- [Problem details] Search the records for "Dekat". Copy every line where it appears.

- [Data to use]
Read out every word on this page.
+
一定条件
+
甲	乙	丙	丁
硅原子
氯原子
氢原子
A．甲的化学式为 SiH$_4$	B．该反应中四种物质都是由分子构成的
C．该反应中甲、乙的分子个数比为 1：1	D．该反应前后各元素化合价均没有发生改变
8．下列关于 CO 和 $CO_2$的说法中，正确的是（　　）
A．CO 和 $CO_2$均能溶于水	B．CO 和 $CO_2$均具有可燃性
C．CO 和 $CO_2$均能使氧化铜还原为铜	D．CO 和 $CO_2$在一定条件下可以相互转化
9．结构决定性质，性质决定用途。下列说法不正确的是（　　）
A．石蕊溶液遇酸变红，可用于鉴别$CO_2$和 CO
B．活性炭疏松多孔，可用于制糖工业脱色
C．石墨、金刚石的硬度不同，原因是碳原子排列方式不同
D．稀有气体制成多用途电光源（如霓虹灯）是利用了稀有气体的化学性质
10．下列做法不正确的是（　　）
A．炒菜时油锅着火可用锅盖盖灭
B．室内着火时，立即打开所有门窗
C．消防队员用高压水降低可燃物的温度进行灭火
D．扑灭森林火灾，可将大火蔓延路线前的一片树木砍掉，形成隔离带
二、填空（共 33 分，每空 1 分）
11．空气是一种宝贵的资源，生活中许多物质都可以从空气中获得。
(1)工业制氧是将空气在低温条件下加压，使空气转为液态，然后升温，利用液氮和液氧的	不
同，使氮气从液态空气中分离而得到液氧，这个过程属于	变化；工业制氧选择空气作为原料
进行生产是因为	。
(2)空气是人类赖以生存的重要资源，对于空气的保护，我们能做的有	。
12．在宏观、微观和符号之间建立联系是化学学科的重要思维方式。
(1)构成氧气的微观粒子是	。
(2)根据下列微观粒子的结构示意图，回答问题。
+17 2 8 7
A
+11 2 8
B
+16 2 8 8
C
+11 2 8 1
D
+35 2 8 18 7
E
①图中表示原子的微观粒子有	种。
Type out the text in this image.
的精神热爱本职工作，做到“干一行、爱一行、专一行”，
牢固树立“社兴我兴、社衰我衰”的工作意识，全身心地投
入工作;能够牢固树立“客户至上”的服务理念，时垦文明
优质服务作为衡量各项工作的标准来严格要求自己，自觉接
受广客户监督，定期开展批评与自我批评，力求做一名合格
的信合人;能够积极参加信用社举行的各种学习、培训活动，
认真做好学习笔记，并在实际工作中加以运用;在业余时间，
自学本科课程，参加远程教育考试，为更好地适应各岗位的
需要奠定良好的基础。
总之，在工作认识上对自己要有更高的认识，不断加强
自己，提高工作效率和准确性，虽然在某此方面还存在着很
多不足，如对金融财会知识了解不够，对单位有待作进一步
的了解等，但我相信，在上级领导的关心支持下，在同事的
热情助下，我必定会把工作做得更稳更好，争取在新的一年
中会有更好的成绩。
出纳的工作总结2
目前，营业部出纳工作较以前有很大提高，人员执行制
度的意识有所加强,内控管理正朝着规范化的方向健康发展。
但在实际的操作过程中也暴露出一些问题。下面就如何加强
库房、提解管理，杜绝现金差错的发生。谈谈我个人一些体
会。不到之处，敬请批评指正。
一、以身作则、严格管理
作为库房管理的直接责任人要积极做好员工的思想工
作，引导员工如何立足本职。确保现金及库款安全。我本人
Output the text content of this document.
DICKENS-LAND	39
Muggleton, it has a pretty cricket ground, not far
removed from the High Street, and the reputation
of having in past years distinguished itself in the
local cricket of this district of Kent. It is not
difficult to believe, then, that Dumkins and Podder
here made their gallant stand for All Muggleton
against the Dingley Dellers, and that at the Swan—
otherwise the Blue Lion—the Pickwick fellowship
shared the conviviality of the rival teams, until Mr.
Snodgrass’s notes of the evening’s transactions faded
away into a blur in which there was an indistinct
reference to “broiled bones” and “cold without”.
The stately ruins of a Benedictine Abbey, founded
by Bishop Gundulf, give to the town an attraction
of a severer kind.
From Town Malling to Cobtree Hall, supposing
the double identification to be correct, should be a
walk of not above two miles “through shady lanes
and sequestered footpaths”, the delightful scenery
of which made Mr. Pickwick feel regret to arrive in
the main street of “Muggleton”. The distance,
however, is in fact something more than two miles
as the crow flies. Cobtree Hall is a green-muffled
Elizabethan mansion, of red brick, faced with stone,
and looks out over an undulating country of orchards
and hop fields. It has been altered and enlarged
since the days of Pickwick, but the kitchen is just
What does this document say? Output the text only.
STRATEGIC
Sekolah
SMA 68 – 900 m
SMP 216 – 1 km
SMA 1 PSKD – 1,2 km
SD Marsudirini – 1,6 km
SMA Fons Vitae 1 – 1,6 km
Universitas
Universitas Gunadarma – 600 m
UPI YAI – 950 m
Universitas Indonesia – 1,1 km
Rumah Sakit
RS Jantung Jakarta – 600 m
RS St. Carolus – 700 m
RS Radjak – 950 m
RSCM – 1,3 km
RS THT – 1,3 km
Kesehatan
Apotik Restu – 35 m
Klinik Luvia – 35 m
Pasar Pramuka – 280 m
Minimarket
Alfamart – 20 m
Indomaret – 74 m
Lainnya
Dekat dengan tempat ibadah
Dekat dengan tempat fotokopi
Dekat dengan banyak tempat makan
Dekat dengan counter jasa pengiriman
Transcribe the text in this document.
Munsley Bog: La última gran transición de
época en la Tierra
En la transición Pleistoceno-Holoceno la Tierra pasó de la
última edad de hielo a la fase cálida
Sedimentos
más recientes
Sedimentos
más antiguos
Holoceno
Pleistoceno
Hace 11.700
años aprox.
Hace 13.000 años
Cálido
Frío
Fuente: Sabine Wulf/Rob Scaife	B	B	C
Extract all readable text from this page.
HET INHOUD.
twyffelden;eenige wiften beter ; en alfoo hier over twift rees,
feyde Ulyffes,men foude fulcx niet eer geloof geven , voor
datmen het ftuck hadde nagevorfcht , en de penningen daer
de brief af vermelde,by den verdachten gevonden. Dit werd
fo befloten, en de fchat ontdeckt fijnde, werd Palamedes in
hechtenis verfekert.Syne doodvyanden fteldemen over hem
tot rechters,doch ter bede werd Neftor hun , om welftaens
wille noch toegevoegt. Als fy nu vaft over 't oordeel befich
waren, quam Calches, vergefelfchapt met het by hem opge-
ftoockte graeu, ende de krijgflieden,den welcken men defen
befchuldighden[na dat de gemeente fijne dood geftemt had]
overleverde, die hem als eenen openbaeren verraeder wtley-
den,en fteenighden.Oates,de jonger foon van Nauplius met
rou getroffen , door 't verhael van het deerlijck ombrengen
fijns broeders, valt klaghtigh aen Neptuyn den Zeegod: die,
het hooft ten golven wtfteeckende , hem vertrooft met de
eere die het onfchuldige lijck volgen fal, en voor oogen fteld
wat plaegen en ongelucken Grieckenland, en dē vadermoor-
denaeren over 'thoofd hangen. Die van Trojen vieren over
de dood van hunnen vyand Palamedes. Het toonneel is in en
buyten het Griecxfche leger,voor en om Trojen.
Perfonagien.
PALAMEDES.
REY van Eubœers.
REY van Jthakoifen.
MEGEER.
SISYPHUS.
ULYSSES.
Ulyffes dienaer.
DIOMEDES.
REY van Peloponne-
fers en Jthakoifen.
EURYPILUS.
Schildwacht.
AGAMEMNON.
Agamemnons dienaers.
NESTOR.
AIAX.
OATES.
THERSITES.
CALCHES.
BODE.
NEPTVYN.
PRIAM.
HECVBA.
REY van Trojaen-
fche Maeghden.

- [Result below]
Dekat dengan tempat ibadah
Dekat dengan tempat fotokopi
Dekat dengan banyak tempat makan
Dekat dengan counter jasa pengiriman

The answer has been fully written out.